-- BEGIN TEXT PASSAGE --

Daniel De Biasi  23:41  
Were you able to work as a French chef when you move to France?

Mundey Young  23:44  
No. I mean, when I moved to France, I was in a burnout from being from being a chef, I had been a chef for like five years in French fine dining. And you know, I worked 12 to 16 hour days, six days a week, I was pretty burnt out. And then when I did get married, it really the lifestyle wasn't conducive to have like a healthy relationship, like I was at work just all the time. So I had decided to stop being a chef. And when I came to France, I needed to learn French, and I decided to change careers at that point.

-- END TEXT PASSAGE --
-- BEGIN RECORD EXCERPTS --

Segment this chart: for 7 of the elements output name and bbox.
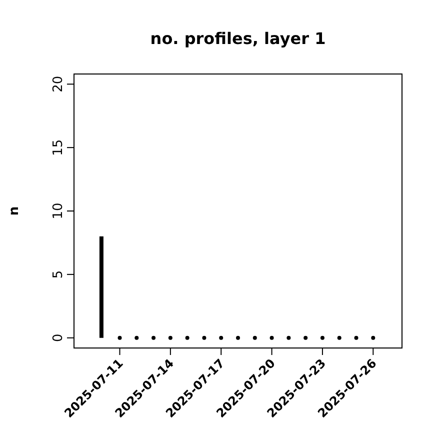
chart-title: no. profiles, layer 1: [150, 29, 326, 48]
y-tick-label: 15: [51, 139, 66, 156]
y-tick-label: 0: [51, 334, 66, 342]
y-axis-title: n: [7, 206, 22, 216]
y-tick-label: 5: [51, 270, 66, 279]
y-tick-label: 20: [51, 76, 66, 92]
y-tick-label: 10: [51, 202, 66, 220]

-- END RECORD EXCERPTS --
-- BEGIN RECORD EXCERPTS --

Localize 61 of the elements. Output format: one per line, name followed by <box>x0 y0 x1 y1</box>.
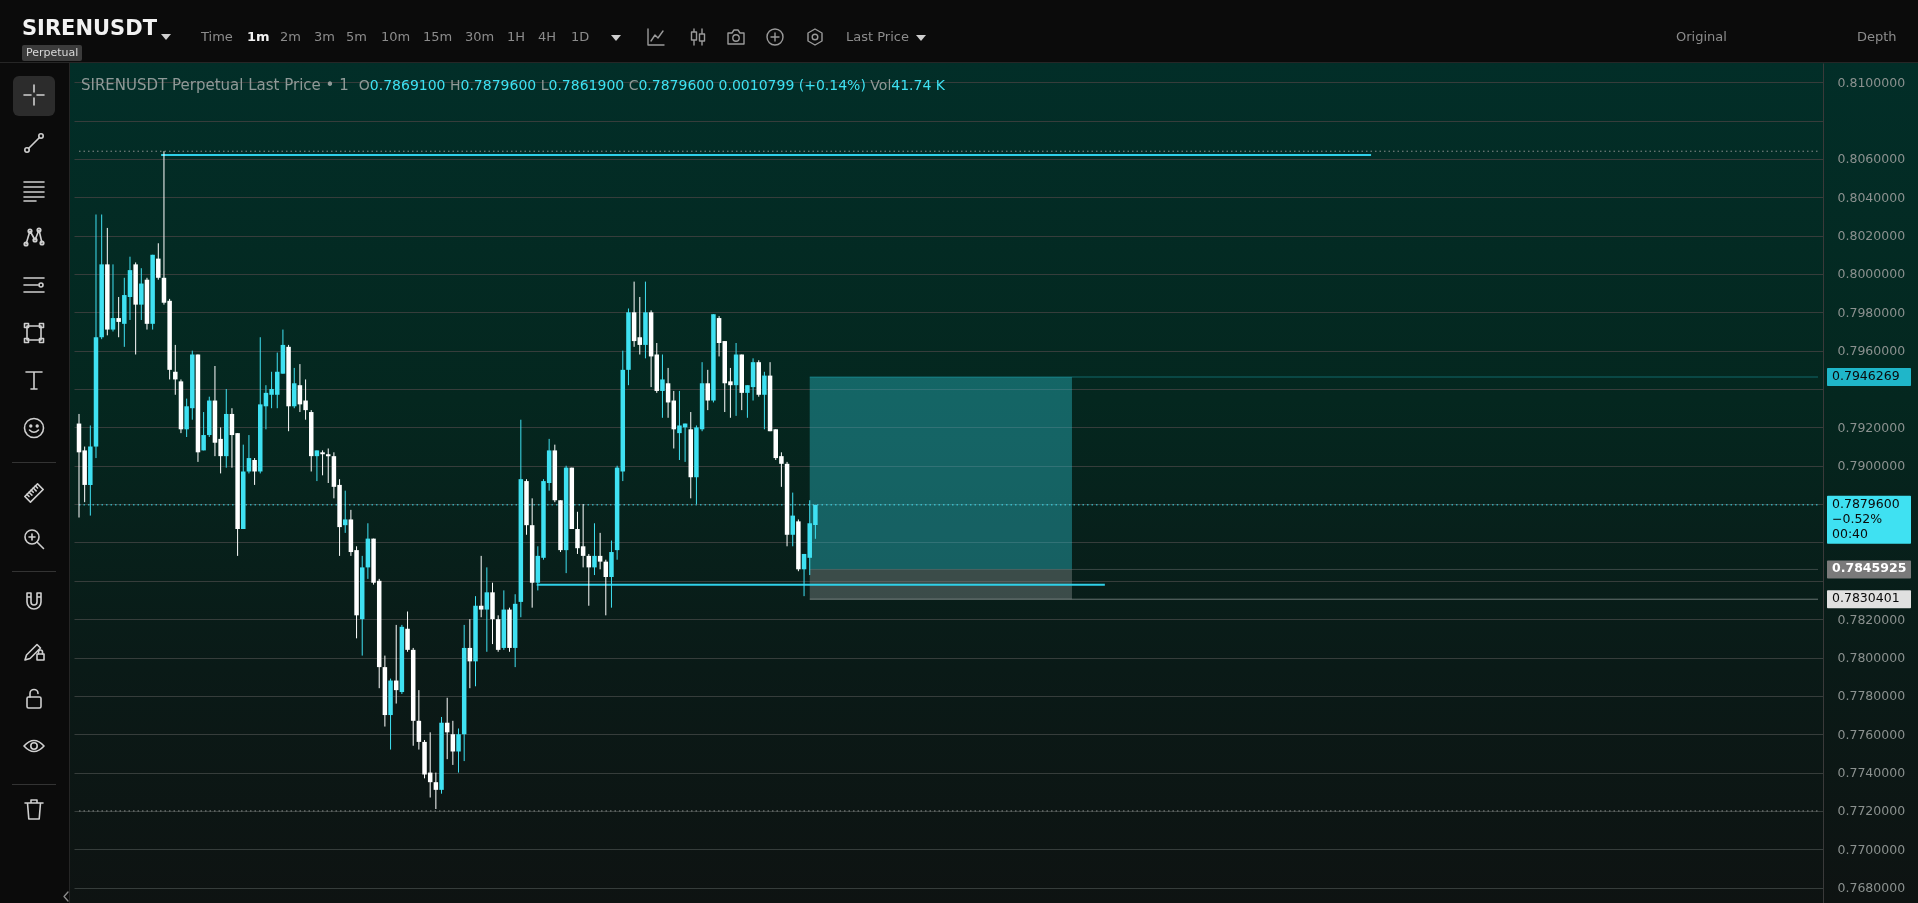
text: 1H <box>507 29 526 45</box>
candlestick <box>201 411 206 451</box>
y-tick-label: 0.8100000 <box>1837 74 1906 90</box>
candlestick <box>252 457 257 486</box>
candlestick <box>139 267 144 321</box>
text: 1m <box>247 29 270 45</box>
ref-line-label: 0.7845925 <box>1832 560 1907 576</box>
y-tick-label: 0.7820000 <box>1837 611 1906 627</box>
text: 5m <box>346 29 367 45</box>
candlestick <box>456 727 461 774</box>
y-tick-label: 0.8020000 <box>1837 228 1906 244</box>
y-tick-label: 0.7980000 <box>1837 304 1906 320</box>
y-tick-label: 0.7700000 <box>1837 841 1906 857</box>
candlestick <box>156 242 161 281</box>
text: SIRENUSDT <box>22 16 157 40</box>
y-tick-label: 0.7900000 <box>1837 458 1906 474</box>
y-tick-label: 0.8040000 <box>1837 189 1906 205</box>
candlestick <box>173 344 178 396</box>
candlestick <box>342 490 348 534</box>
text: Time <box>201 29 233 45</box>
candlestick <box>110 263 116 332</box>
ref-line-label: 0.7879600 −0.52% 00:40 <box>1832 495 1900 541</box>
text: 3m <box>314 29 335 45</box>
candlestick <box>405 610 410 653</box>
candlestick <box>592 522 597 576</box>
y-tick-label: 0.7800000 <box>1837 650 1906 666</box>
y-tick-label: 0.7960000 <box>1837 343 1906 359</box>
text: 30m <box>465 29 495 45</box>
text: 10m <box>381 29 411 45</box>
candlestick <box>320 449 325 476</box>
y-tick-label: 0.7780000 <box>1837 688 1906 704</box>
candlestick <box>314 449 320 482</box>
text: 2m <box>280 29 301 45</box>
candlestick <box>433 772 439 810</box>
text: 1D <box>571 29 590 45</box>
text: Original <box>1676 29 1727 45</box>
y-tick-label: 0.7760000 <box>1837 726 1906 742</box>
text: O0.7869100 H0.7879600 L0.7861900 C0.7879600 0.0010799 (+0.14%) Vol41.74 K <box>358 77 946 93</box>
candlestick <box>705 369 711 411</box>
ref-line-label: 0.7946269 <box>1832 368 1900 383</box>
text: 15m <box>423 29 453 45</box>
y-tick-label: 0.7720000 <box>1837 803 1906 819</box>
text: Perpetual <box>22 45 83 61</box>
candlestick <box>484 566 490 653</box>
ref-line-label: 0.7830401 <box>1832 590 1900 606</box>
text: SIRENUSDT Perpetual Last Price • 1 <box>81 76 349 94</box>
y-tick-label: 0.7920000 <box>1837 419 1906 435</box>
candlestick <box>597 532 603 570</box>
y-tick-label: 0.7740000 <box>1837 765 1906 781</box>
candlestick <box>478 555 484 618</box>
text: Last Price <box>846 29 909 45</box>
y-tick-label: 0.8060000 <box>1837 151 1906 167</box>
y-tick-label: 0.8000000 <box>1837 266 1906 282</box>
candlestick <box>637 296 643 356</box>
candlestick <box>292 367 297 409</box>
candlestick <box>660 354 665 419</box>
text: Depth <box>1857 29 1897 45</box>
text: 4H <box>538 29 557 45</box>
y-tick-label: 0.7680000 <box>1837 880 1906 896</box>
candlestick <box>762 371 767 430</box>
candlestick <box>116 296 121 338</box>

-- END RECORD EXCERPTS --

Continue the interview transcript about giving up a chef's career and moving to France, picking up after its final line.

TASK ANSWER =
Daniel De Biasi  24:14  
And so how did you manage to stay longer in the country? Well, I

Mundey Young  24:17  
ended up starting my own business, you know, kind of by accident, it wasn't something I would I had intended to do. I had came to France, I didn't speak French, but I needed to work. So I was like applying for everything from A to Zed where they needed like English speakers. And I have to apply for this job as a personal assistant for an astrologer. Right. So I had to send in my birth date and time in my application form. And you know, the pay was good and like the thing was just like administrative tasks, and I was still studying, so it was like the time was conducive with my course and everything and I was like an astrologer. I was like, I really don't care if I'm just like like being a secretary, I don't care what the person does, right? So I sent in my birth time and date and everything and, and she said, like, Oh, she got chills when she had when she saw my chart and I went for an interview with this lady. And I ended up working for her for a couple of years. And because of her, I ended up starting my own apartment management and concierge business. And at the end of five years, I was managing like over 75 apartments in Paris, I had seven employees. And I had a full blown company and it started by working for this Australian astrologer.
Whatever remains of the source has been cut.